Exercise data:
----------------------------------------
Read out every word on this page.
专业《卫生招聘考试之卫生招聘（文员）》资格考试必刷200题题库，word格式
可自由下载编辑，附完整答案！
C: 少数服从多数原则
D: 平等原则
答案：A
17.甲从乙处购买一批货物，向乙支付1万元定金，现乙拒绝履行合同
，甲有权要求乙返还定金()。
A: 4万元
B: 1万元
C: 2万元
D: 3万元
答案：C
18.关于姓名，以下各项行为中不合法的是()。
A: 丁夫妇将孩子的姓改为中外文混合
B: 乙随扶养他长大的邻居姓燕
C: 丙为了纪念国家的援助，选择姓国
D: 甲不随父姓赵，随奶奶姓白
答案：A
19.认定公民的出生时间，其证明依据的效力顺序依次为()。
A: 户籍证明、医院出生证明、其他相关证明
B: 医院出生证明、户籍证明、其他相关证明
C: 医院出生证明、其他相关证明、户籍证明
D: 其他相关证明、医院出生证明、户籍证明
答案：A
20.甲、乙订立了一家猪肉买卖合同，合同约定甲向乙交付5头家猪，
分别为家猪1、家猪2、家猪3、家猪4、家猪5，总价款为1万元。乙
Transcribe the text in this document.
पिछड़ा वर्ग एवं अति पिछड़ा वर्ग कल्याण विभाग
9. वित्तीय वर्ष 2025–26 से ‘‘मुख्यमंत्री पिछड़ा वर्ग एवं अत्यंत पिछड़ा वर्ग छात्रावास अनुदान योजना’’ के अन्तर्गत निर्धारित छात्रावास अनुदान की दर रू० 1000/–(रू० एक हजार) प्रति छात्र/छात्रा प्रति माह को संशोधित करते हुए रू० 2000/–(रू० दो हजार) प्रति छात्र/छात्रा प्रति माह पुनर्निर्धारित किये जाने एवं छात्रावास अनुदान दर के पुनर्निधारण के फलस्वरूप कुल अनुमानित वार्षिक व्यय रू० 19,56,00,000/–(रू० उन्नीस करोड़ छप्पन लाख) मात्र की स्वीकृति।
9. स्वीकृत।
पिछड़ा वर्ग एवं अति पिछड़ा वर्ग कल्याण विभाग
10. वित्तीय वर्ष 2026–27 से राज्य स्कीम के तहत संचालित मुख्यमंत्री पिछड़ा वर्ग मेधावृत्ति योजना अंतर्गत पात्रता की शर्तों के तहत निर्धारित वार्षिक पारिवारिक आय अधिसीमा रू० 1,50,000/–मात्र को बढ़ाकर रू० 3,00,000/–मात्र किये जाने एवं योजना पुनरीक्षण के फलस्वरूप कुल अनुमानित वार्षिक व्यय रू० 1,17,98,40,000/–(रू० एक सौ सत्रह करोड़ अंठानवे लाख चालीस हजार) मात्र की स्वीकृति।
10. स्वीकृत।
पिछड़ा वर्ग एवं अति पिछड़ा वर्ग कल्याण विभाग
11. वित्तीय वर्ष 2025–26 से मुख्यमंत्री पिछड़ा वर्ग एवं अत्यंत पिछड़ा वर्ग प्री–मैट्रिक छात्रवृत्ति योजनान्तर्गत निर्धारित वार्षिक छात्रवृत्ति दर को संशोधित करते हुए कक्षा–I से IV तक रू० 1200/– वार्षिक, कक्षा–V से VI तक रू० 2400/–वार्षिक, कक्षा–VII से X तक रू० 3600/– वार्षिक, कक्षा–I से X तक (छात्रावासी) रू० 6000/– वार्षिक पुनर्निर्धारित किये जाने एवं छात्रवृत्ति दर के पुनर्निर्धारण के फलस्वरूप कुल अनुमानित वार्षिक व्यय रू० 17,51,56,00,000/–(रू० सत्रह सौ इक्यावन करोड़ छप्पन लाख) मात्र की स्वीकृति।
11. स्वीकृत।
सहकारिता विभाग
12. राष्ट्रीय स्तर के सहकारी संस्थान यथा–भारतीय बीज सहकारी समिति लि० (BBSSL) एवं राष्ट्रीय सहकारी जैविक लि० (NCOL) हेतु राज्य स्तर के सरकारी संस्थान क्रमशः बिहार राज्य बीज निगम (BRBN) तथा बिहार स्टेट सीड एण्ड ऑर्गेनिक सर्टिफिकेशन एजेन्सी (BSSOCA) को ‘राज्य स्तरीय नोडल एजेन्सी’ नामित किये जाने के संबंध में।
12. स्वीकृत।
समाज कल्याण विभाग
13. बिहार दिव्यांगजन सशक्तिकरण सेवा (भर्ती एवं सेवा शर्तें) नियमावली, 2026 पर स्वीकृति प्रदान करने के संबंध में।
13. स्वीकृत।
----------------------------------------
Exercise directions:
Give the listing above again, word for word.

Result below:
Read out every word on this page.
专业《卫生招聘考试之卫生招聘（文员）》资格考试必刷200题题库，word格式
可自由下载编辑，附完整答案！
C: 少数服从多数原则
D: 平等原则
答案：A
17.甲从乙处购买一批货物，向乙支付1万元定金，现乙拒绝履行合同
，甲有权要求乙返还定金()。
A: 4万元
B: 1万元
C: 2万元
D: 3万元
答案：C
18.关于姓名，以下各项行为中不合法的是()。
A: 丁夫妇将孩子的姓改为中外文混合
B: 乙随扶养他长大的邻居姓燕
C: 丙为了纪念国家的援助，选择姓国
D: 甲不随父姓赵，随奶奶姓白
答案：A
19.认定公民的出生时间，其证明依据的效力顺序依次为()。
A: 户籍证明、医院出生证明、其他相关证明
B: 医院出生证明、户籍证明、其他相关证明
C: 医院出生证明、其他相关证明、户籍证明
D: 其他相关证明、医院出生证明、户籍证明
答案：A
20.甲、乙订立了一家猪肉买卖合同，合同约定甲向乙交付5头家猪，
分别为家猪1、家猪2、家猪3、家猪4、家猪5，总价款为1万元。乙
Transcribe the text in this document.
पिछड़ा वर्ग एवं अति पिछड़ा वर्ग कल्याण विभाग
9. वित्तीय वर्ष 2025–26 से ‘‘मुख्यमंत्री पिछड़ा वर्ग एवं अत्यंत पिछड़ा वर्ग छात्रावास अनुदान योजना’’ के अन्तर्गत निर्धारित छात्रावास अनुदान की दर रू० 1000/–(रू० एक हजार) प्रति छात्र/छात्रा प्रति माह को संशोधित करते हुए रू० 2000/–(रू० दो हजार) प्रति छात्र/छात्रा प्रति माह पुनर्निर्धारित किये जाने एवं छात्रावास अनुदान दर के पुनर्निधारण के फलस्वरूप कुल अनुमानित वार्षिक व्यय रू० 19,56,00,000/–(रू० उन्नीस करोड़ छप्पन लाख) मात्र की स्वीकृति।
9. स्वीकृत।
पिछड़ा वर्ग एवं अति पिछड़ा वर्ग कल्याण विभाग
10. वित्तीय वर्ष 2026–27 से राज्य स्कीम के तहत संचालित मुख्यमंत्री पिछड़ा वर्ग मेधावृत्ति योजना अंतर्गत पात्रता की शर्तों के तहत निर्धारित वार्षिक पारिवारिक आय अधिसीमा रू० 1,50,000/–मात्र को बढ़ाकर रू० 3,00,000/–मात्र किये जाने एवं योजना पुनरीक्षण के फलस्वरूप कुल अनुमानित वार्षिक व्यय रू० 1,17,98,40,000/–(रू० एक सौ सत्रह करोड़ अंठानवे लाख चालीस हजार) मात्र की स्वीकृति।
10. स्वीकृत।
पिछड़ा वर्ग एवं अति पिछड़ा वर्ग कल्याण विभाग
11. वित्तीय वर्ष 2025–26 से मुख्यमंत्री पिछड़ा वर्ग एवं अत्यंत पिछड़ा वर्ग प्री–मैट्रिक छात्रवृत्ति योजनान्तर्गत निर्धारित वार्षिक छात्रवृत्ति दर को संशोधित करते हुए कक्षा–I से IV तक रू० 1200/– वार्षिक, कक्षा–V से VI तक रू० 2400/–वार्षिक, कक्षा–VII से X तक रू० 3600/– वार्षिक, कक्षा–I से X तक (छात्रावासी) रू० 6000/– वार्षिक पुनर्निर्धारित किये जाने एवं छात्रवृत्ति दर के पुनर्निर्धारण के फलस्वरूप कुल अनुमानित वार्षिक व्यय रू० 17,51,56,00,000/–(रू० सत्रह सौ इक्यावन करोड़ छप्पन लाख) मात्र की स्वीकृति।
11. स्वीकृत।
सहकारिता विभाग
12. राष्ट्रीय स्तर के सहकारी संस्थान यथा–भारतीय बीज सहकारी समिति लि० (BBSSL) एवं राष्ट्रीय सहकारी जैविक लि० (NCOL) हेतु राज्य स्तर के सरकारी संस्थान क्रमशः बिहार राज्य बीज निगम (BRBN) तथा बिहार स्टेट सीड एण्ड ऑर्गेनिक सर्टिफिकेशन एजेन्सी (BSSOCA) को ‘राज्य स्तरीय नोडल एजेन्सी’ नामित किये जाने के संबंध में।
12. स्वीकृत।
समाज कल्याण विभाग
13. बिहार दिव्यांगजन सशक्तिकरण सेवा (भर्ती एवं सेवा शर्तें) नियमावली, 2026 पर स्वीकृति प्रदान करने के संबंध में।
13. स्वीकृत।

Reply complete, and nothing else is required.